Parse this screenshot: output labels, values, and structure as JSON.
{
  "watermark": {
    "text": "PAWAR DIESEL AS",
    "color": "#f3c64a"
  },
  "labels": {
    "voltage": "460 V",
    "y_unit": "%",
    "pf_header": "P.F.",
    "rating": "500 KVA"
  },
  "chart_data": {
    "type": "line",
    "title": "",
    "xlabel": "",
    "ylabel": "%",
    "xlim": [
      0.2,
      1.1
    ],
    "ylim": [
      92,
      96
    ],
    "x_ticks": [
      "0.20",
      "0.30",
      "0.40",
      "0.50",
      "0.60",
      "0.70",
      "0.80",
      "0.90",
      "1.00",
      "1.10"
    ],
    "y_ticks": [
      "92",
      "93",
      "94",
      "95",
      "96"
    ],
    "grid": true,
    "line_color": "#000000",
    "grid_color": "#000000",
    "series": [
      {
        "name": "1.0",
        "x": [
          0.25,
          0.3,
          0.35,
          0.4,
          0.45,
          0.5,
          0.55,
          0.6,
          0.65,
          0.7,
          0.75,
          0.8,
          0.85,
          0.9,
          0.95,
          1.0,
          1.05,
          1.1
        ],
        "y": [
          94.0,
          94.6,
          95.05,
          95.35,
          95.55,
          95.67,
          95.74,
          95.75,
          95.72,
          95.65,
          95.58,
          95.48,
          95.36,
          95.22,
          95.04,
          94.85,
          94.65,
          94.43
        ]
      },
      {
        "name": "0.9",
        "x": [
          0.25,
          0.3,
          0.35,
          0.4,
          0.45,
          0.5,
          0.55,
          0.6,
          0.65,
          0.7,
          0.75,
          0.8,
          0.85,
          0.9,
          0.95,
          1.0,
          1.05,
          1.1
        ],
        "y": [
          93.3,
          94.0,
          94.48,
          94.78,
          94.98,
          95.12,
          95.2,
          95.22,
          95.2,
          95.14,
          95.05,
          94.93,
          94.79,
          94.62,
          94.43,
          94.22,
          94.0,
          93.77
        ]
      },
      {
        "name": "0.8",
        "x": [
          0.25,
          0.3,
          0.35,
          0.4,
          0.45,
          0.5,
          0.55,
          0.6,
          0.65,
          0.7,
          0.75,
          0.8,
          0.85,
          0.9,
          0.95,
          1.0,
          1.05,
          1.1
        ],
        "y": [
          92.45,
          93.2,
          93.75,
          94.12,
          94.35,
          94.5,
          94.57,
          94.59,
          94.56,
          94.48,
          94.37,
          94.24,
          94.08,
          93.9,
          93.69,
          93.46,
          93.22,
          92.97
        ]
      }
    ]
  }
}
^^^^^^^^
> _WHAT YOU HAVE TO DO_:
Exactly reproduce every line of the data above.

> _SOLUTION BELOW_:
Parse this screenshot: output labels, values, and structure as JSON.
{
  "watermark": {
    "text": "PAWAR DIESEL AS",
    "color": "#f3c64a"
  },
  "labels": {
    "voltage": "460 V",
    "y_unit": "%",
    "pf_header": "P.F.",
    "rating": "500 KVA"
  },
  "chart_data": {
    "type": "line",
    "title": "",
    "xlabel": "",
    "ylabel": "%",
    "xlim": [
      0.2,
      1.1
    ],
    "ylim": [
      92,
      96
    ],
    "x_ticks": [
      "0.20",
      "0.30",
      "0.40",
      "0.50",
      "0.60",
      "0.70",
      "0.80",
      "0.90",
      "1.00",
      "1.10"
    ],
    "y_ticks": [
      "92",
      "93",
      "94",
      "95",
      "96"
    ],
    "grid": true,
    "line_color": "#000000",
    "grid_color": "#000000",
    "series": [
      {
        "name": "1.0",
        "x": [
          0.25,
          0.3,
          0.35,
          0.4,
          0.45,
          0.5,
          0.55,
          0.6,
          0.65,
          0.7,
          0.75,
          0.8,
          0.85,
          0.9,
          0.95,
          1.0,
          1.05,
          1.1
        ],
        "y": [
          94.0,
          94.6,
          95.05,
          95.35,
          95.55,
          95.67,
          95.74,
          95.75,
          95.72,
          95.65,
          95.58,
          95.48,
          95.36,
          95.22,
          95.04,
          94.85,
          94.65,
          94.43
        ]
      },
      {
        "name": "0.9",
        "x": [
          0.25,
          0.3,
          0.35,
          0.4,
          0.45,
          0.5,
          0.55,
          0.6,
          0.65,
          0.7,
          0.75,
          0.8,
          0.85,
          0.9,
          0.95,
          1.0,
          1.05,
          1.1
        ],
        "y": [
          93.3,
          94.0,
          94.48,
          94.78,
          94.98,
          95.12,
          95.2,
          95.22,
          95.2,
          95.14,
          95.05,
          94.93,
          94.79,
          94.62,
          94.43,
          94.22,
          94.0,
          93.77
        ]
      },
      {
        "name": "0.8",
        "x": [
          0.25,
          0.3,
          0.35,
          0.4,
          0.45,
          0.5,
          0.55,
          0.6,
          0.65,
          0.7,
          0.75,
          0.8,
          0.85,
          0.9,
          0.95,
          1.0,
          1.05,
          1.1
        ],
        "y": [
          92.45,
          93.2,
          93.75,
          94.12,
          94.35,
          94.5,
          94.57,
          94.59,
          94.56,
          94.48,
          94.37,
          94.24,
          94.08,
          93.9,
          93.69,
          93.46,
          93.22,
          92.97
        ]
      }
    ]
  }
}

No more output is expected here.